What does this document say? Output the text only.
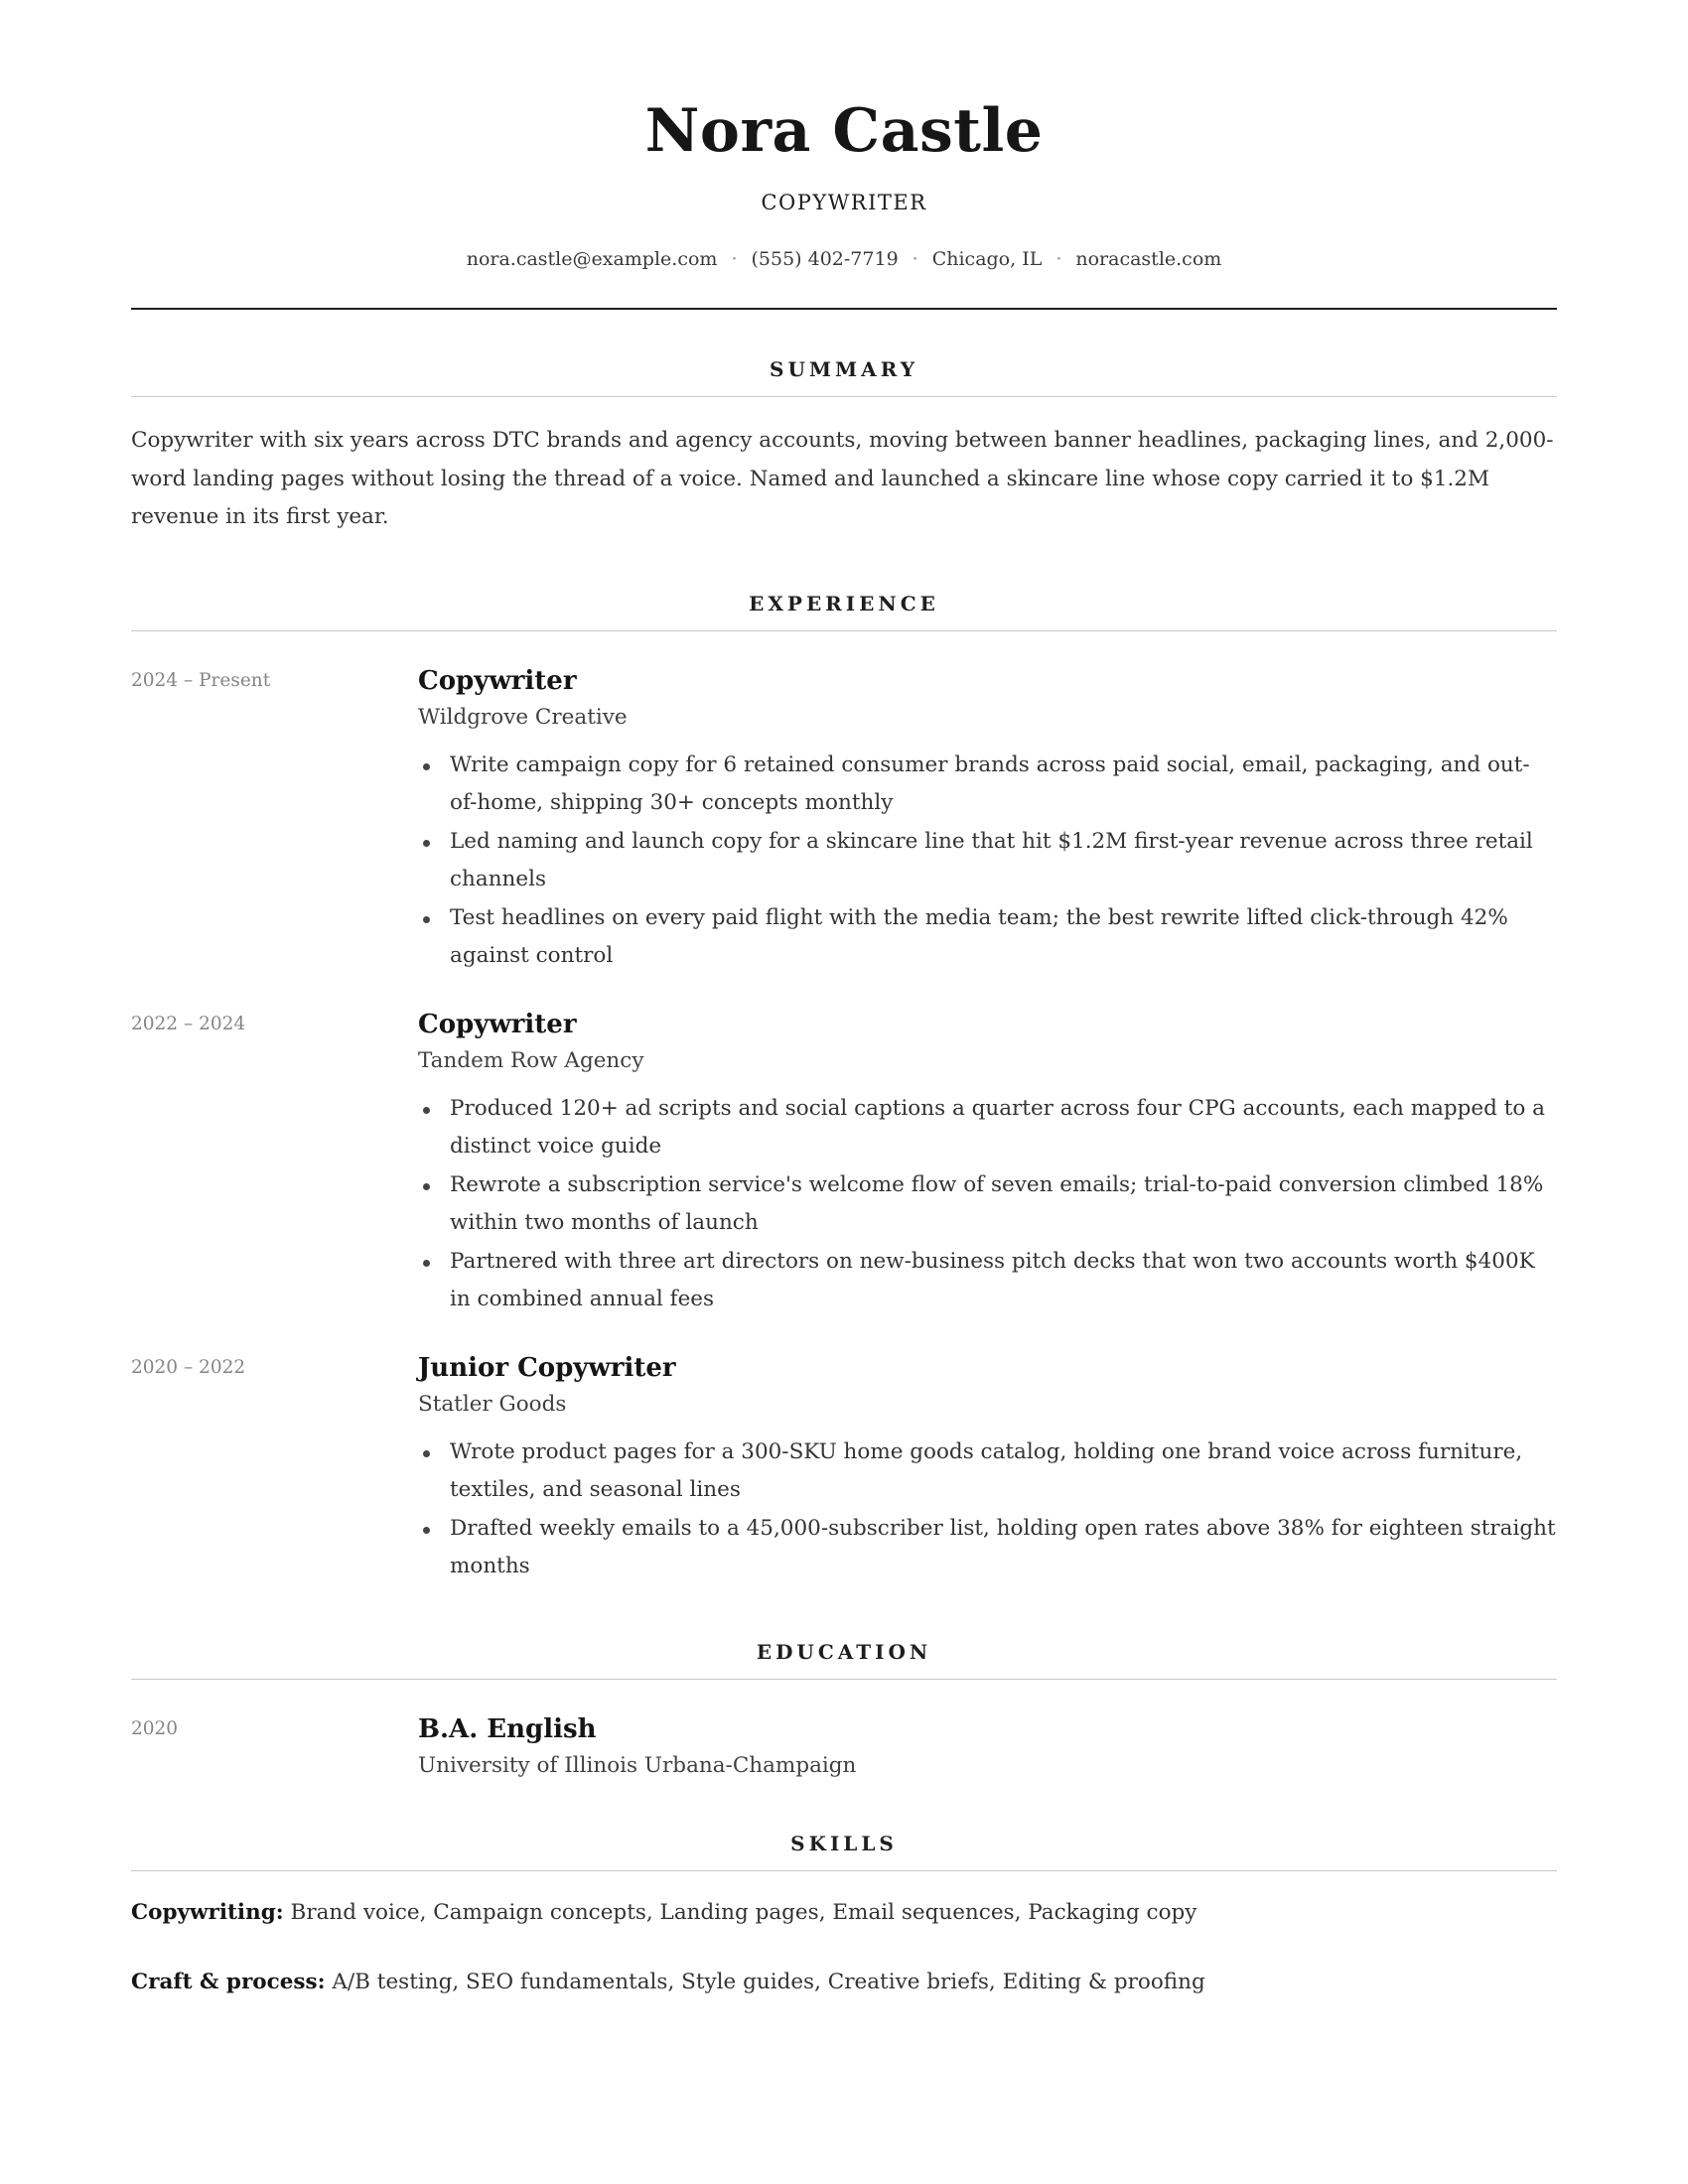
Nora Castle
COPYWRITER
nora.castle@example.com · (555) 402-7719 · Chicago, IL · noracastle.com
SUMMARY

Copywriter with six years across DTC brands and agency accounts, moving between banner headlines, packaging lines, and 2,000-word landing pages without losing the thread of a voice. Named and launched a skincare line whose copy carried it to $1.2M revenue in its first year.

EXPERIENCE
2024 – Present	Copywriter
Wildgrove Creative
Write campaign copy for 6 retained consumer brands across paid social, email, packaging, and out-of-home, shipping 30+ concepts monthly
Led naming and launch copy for a skincare line that hit $1.2M first-year revenue across three retail channels
Test headlines on every paid flight with the media team; the best rewrite lifted click-through 42% against control
2022 – 2024	Copywriter
Tandem Row Agency
Produced 120+ ad scripts and social captions a quarter across four CPG accounts, each mapped to a distinct voice guide
Rewrote a subscription service's welcome flow of seven emails; trial-to-paid conversion climbed 18% within two months of launch
Partnered with three art directors on new-business pitch decks that won two accounts worth $400K in combined annual fees
2020 – 2022	Junior Copywriter
Statler Goods
Wrote product pages for a 300-SKU home goods catalog, holding one brand voice across furniture, textiles, and seasonal lines
Drafted weekly emails to a 45,000-subscriber list, holding open rates above 38% for eighteen straight months
EDUCATION
2020	B.A. English
University of Illinois Urbana-Champaign
SKILLS
Copywriting: Brand voice, Campaign concepts, Landing pages, Email sequences, Packaging copy
Craft & process: A/B testing, SEO fundamentals, Style guides, Creative briefs, Editing & proofing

→ **OBJECTIVE**
Write out the whole listing again, exactly, with no pictures.

→ **ANSWER**
What does this document say? Output the text only.
Nora Castle
COPYWRITER
nora.castle@example.com · (555) 402-7719 · Chicago, IL · noracastle.com
SUMMARY

Copywriter with six years across DTC brands and agency accounts, moving between banner headlines, packaging lines, and 2,000-word landing pages without losing the thread of a voice. Named and launched a skincare line whose copy carried it to $1.2M revenue in its first year.

EXPERIENCE
2024 – Present	Copywriter
Wildgrove Creative
Write campaign copy for 6 retained consumer brands across paid social, email, packaging, and out-of-home, shipping 30+ concepts monthly
Led naming and launch copy for a skincare line that hit $1.2M first-year revenue across three retail channels
Test headlines on every paid flight with the media team; the best rewrite lifted click-through 42% against control
2022 – 2024	Copywriter
Tandem Row Agency
Produced 120+ ad scripts and social captions a quarter across four CPG accounts, each mapped to a distinct voice guide
Rewrote a subscription service's welcome flow of seven emails; trial-to-paid conversion climbed 18% within two months of launch
Partnered with three art directors on new-business pitch decks that won two accounts worth $400K in combined annual fees
2020 – 2022	Junior Copywriter
Statler Goods
Wrote product pages for a 300-SKU home goods catalog, holding one brand voice across furniture, textiles, and seasonal lines
Drafted weekly emails to a 45,000-subscriber list, holding open rates above 38% for eighteen straight months
EDUCATION
2020	B.A. English
University of Illinois Urbana-Champaign
SKILLS
Copywriting: Brand voice, Campaign concepts, Landing pages, Email sequences, Packaging copy
Craft & process: A/B testing, SEO fundamentals, Style guides, Creative briefs, Editing & proofing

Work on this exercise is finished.